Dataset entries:
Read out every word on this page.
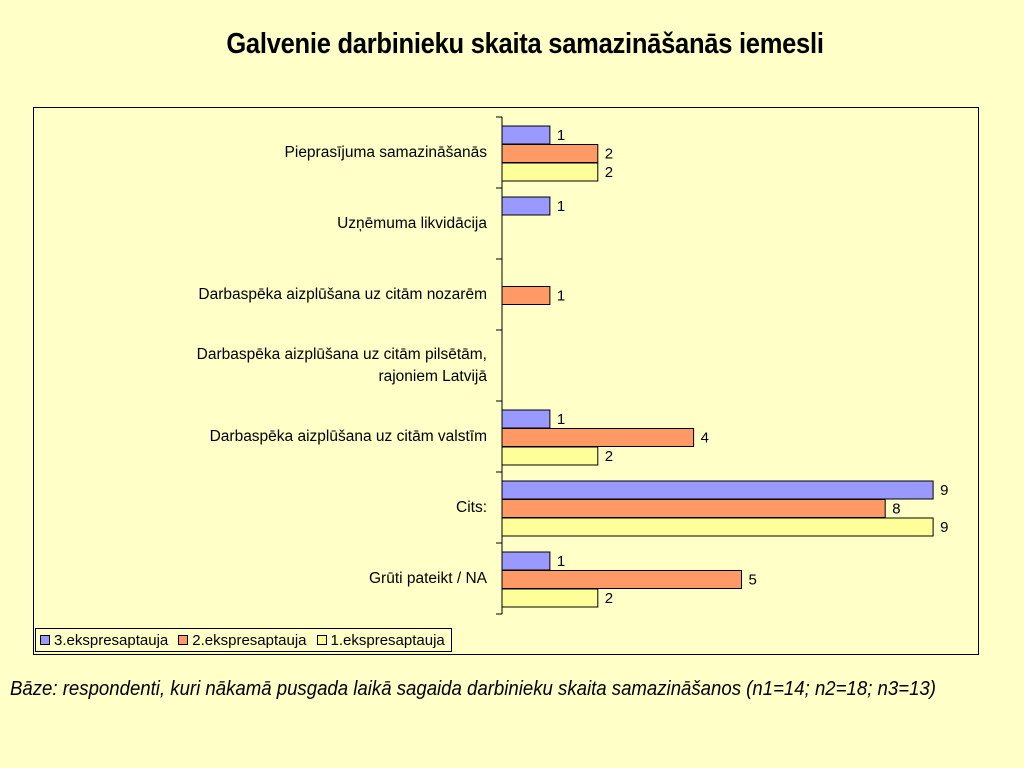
Galvenie darbinieku skaita samazināšanās iemesli
1
2
2
1
1
1
4
2
9
8
9
1
5
2
Pieprasījuma samazināšanās
Uzņēmuma likvidācija
Darbaspēka aizplūšana uz citām nozarēm
Darbaspēka aizplūšana uz citām pilsētām,
rajoniem Latvijā
Darbaspēka aizplūšana uz citām valstīm
Cits:
Grūti pateikt / NA
3.ekspresaptauja 2.ekspresaptauja 1.ekspresaptauja
Bāze: respondenti, kuri nākamā pusgada laikā sagaida darbinieku skaita samazināšanos (n1=14; n2=18; n3=13)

Set problem:
Copy every record above exactly as written, but leave out the pictures.

Response to this exercise:
Read out every word on this page.
Galvenie darbinieku skaita samazināšanās iemesli
1
2
2
1
1
1
4
2
9
8
9
1
5
2
Pieprasījuma samazināšanās
Uzņēmuma likvidācija
Darbaspēka aizplūšana uz citām nozarēm
Darbaspēka aizplūšana uz citām pilsētām,
rajoniem Latvijā
Darbaspēka aizplūšana uz citām valstīm
Cits:
Grūti pateikt / NA
3.ekspresaptauja 2.ekspresaptauja 1.ekspresaptauja
Bāze: respondenti, kuri nākamā pusgada laikā sagaida darbinieku skaita samazināšanos (n1=14; n2=18; n3=13)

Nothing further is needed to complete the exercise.